━━━━━ Records for processing

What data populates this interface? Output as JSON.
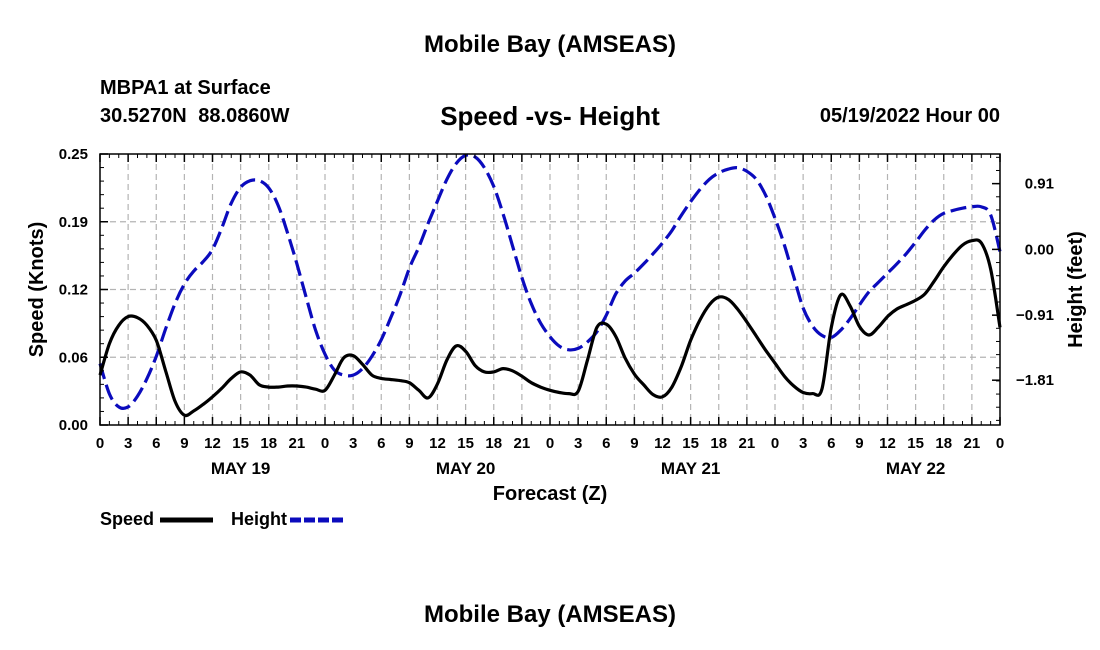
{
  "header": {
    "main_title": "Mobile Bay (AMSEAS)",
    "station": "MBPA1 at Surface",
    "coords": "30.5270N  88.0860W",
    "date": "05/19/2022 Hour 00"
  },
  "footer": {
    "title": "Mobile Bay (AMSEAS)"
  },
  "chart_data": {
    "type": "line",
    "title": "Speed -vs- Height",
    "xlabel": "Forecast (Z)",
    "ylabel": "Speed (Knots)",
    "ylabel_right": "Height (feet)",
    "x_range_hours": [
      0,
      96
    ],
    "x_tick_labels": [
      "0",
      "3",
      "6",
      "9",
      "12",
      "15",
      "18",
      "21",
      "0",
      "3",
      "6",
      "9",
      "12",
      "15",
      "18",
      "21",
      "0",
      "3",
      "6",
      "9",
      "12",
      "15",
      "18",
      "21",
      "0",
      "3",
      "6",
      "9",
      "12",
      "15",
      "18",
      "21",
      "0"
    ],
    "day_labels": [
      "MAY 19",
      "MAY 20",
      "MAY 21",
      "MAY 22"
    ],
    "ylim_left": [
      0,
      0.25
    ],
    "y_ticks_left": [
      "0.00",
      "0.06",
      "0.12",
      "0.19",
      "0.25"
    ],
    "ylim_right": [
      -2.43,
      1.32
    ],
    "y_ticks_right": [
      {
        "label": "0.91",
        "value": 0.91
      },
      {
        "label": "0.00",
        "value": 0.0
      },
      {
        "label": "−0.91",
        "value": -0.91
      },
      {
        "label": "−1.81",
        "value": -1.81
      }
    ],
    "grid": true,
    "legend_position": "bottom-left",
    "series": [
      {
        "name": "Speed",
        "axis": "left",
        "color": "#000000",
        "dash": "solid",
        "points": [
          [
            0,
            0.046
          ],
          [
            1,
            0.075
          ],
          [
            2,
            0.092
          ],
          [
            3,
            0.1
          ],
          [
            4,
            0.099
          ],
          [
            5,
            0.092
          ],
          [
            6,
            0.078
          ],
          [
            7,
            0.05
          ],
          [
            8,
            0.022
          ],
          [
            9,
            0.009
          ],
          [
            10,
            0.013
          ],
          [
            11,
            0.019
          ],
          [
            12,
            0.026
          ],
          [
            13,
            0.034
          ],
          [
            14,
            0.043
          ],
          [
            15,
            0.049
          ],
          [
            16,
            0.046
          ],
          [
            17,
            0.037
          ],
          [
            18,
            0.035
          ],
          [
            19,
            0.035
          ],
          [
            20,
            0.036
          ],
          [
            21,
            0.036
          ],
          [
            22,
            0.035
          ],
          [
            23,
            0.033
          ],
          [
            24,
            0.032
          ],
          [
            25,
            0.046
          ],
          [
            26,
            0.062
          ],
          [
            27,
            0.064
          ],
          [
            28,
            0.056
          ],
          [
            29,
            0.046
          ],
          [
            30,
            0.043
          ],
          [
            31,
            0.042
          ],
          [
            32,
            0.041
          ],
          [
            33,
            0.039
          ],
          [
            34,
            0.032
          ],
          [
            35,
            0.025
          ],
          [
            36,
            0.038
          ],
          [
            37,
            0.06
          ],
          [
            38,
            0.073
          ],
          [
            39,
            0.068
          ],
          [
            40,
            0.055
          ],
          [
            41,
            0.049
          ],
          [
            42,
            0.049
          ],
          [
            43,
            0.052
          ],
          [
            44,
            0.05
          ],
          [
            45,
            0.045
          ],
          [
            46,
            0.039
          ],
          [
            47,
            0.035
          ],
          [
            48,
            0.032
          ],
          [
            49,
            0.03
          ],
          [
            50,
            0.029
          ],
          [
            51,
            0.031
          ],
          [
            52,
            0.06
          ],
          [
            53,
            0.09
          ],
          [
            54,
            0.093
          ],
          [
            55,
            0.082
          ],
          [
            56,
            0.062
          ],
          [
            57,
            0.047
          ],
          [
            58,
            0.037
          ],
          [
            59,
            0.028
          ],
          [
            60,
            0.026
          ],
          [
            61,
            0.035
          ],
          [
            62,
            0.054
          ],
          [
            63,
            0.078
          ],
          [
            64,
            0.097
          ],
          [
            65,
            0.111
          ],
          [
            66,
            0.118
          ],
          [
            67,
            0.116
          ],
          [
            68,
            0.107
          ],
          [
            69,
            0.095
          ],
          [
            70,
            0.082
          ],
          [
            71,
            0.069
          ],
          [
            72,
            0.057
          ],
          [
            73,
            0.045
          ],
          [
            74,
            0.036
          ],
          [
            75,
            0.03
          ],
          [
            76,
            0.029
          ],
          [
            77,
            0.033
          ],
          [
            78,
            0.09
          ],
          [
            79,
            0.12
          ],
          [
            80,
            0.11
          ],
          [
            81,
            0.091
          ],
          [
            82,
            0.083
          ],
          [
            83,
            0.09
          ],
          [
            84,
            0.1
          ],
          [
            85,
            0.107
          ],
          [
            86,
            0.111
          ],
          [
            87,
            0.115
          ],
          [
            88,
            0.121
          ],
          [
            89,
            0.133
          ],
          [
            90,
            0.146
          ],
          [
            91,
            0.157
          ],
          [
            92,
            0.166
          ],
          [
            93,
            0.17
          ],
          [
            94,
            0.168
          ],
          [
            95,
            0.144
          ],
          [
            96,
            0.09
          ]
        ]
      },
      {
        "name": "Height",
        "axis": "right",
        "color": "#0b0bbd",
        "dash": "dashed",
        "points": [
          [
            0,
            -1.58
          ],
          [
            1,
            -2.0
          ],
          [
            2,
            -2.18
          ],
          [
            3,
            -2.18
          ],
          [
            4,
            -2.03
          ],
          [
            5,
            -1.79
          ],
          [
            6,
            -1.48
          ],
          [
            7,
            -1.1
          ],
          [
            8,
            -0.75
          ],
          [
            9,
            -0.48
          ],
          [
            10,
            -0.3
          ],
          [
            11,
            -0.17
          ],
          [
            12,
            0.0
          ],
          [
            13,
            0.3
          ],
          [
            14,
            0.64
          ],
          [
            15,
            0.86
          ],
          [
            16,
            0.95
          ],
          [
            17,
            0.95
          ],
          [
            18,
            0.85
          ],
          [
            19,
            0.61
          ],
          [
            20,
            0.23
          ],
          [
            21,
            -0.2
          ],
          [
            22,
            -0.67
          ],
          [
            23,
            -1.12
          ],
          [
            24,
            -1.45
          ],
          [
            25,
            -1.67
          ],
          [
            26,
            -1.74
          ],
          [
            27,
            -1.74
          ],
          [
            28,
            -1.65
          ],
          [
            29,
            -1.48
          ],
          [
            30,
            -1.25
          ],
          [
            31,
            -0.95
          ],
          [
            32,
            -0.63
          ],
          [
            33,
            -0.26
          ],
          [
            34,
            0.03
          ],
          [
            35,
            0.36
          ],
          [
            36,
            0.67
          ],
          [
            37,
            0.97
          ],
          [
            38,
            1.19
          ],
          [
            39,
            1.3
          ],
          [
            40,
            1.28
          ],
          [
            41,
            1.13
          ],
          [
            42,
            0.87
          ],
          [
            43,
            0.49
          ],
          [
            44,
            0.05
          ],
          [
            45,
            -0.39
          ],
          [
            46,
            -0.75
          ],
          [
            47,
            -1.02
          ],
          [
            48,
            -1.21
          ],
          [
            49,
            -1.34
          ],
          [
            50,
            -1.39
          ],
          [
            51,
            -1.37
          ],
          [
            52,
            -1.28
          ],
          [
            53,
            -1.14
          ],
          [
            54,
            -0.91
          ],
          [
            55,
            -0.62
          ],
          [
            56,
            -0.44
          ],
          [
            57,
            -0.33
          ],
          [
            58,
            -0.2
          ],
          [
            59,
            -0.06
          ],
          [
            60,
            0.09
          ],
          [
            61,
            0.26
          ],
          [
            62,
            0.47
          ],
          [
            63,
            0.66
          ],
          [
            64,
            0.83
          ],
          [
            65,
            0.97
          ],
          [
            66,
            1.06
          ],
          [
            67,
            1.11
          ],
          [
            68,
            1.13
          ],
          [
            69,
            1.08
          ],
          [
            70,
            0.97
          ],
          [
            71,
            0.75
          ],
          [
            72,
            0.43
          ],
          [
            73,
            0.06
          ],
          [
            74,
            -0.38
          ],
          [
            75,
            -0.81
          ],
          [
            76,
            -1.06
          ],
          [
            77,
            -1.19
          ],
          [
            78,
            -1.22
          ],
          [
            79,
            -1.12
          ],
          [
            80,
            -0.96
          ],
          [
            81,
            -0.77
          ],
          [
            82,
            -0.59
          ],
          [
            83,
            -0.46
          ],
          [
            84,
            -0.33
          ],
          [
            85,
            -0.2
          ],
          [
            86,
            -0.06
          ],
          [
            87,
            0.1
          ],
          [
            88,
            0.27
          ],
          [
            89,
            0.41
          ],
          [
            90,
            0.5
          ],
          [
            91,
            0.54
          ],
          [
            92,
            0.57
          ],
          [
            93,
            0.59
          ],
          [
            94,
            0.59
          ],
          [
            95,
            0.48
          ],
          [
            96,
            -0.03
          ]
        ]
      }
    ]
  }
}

━━━━━━━━━━

* **Do this**: List every line from the entries above in which "value" appears.

* **Problem solution**:
        "value": 0.91
        "value": 0.0
        "value": -0.91
        "value": -1.81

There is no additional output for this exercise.